YOUR TASK
Please give the listing again, word for word, with nothing left out.

## start

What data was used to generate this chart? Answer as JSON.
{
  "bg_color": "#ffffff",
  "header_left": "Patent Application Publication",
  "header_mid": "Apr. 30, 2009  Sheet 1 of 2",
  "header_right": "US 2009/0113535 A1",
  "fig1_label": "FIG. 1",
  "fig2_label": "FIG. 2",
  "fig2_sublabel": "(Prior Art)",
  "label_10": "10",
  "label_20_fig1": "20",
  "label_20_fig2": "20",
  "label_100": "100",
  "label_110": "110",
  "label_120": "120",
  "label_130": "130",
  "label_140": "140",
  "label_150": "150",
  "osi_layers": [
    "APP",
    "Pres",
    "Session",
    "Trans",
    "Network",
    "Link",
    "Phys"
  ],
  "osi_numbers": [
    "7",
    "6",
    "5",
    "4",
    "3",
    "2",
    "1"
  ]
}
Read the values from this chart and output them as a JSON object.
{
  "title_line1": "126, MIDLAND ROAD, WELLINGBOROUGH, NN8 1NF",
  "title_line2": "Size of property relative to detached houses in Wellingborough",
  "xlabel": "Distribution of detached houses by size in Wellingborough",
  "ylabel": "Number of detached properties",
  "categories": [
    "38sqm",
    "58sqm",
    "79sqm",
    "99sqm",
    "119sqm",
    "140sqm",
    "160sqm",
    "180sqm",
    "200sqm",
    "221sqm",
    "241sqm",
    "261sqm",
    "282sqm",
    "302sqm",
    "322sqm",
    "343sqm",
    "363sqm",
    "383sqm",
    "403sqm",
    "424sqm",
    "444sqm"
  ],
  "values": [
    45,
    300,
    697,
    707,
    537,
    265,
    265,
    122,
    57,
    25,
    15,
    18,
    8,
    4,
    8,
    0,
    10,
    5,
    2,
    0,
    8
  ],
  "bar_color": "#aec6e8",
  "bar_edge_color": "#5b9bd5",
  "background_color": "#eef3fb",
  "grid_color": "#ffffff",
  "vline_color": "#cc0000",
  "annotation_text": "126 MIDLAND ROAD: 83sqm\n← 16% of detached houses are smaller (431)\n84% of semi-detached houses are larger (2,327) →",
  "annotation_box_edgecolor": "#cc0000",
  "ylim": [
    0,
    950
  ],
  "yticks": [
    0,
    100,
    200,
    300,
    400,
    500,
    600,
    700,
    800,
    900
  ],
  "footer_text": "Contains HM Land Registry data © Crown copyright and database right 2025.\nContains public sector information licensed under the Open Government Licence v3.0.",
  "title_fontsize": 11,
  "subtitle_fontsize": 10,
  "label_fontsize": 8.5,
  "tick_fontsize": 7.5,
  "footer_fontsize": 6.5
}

## end

EXERCISE SOLUTION
What data was used to generate this chart? Answer as JSON.
{
  "bg_color": "#ffffff",
  "header_left": "Patent Application Publication",
  "header_mid": "Apr. 30, 2009  Sheet 1 of 2",
  "header_right": "US 2009/0113535 A1",
  "fig1_label": "FIG. 1",
  "fig2_label": "FIG. 2",
  "fig2_sublabel": "(Prior Art)",
  "label_10": "10",
  "label_20_fig1": "20",
  "label_20_fig2": "20",
  "label_100": "100",
  "label_110": "110",
  "label_120": "120",
  "label_130": "130",
  "label_140": "140",
  "label_150": "150",
  "osi_layers": [
    "APP",
    "Pres",
    "Session",
    "Trans",
    "Network",
    "Link",
    "Phys"
  ],
  "osi_numbers": [
    "7",
    "6",
    "5",
    "4",
    "3",
    "2",
    "1"
  ]
}
Read the values from this chart and output them as a JSON object.
{
  "title_line1": "126, MIDLAND ROAD, WELLINGBOROUGH, NN8 1NF",
  "title_line2": "Size of property relative to detached houses in Wellingborough",
  "xlabel": "Distribution of detached houses by size in Wellingborough",
  "ylabel": "Number of detached properties",
  "categories": [
    "38sqm",
    "58sqm",
    "79sqm",
    "99sqm",
    "119sqm",
    "140sqm",
    "160sqm",
    "180sqm",
    "200sqm",
    "221sqm",
    "241sqm",
    "261sqm",
    "282sqm",
    "302sqm",
    "322sqm",
    "343sqm",
    "363sqm",
    "383sqm",
    "403sqm",
    "424sqm",
    "444sqm"
  ],
  "values": [
    45,
    300,
    697,
    707,
    537,
    265,
    265,
    122,
    57,
    25,
    15,
    18,
    8,
    4,
    8,
    0,
    10,
    5,
    2,
    0,
    8
  ],
  "bar_color": "#aec6e8",
  "bar_edge_color": "#5b9bd5",
  "background_color": "#eef3fb",
  "grid_color": "#ffffff",
  "vline_color": "#cc0000",
  "annotation_text": "126 MIDLAND ROAD: 83sqm\n← 16% of detached houses are smaller (431)\n84% of semi-detached houses are larger (2,327) →",
  "annotation_box_edgecolor": "#cc0000",
  "ylim": [
    0,
    950
  ],
  "yticks": [
    0,
    100,
    200,
    300,
    400,
    500,
    600,
    700,
    800,
    900
  ],
  "footer_text": "Contains HM Land Registry data © Crown copyright and database right 2025.\nContains public sector information licensed under the Open Government Licence v3.0.",
  "title_fontsize": 11,
  "subtitle_fontsize": 10,
  "label_fontsize": 8.5,
  "tick_fontsize": 7.5,
  "footer_fontsize": 6.5
}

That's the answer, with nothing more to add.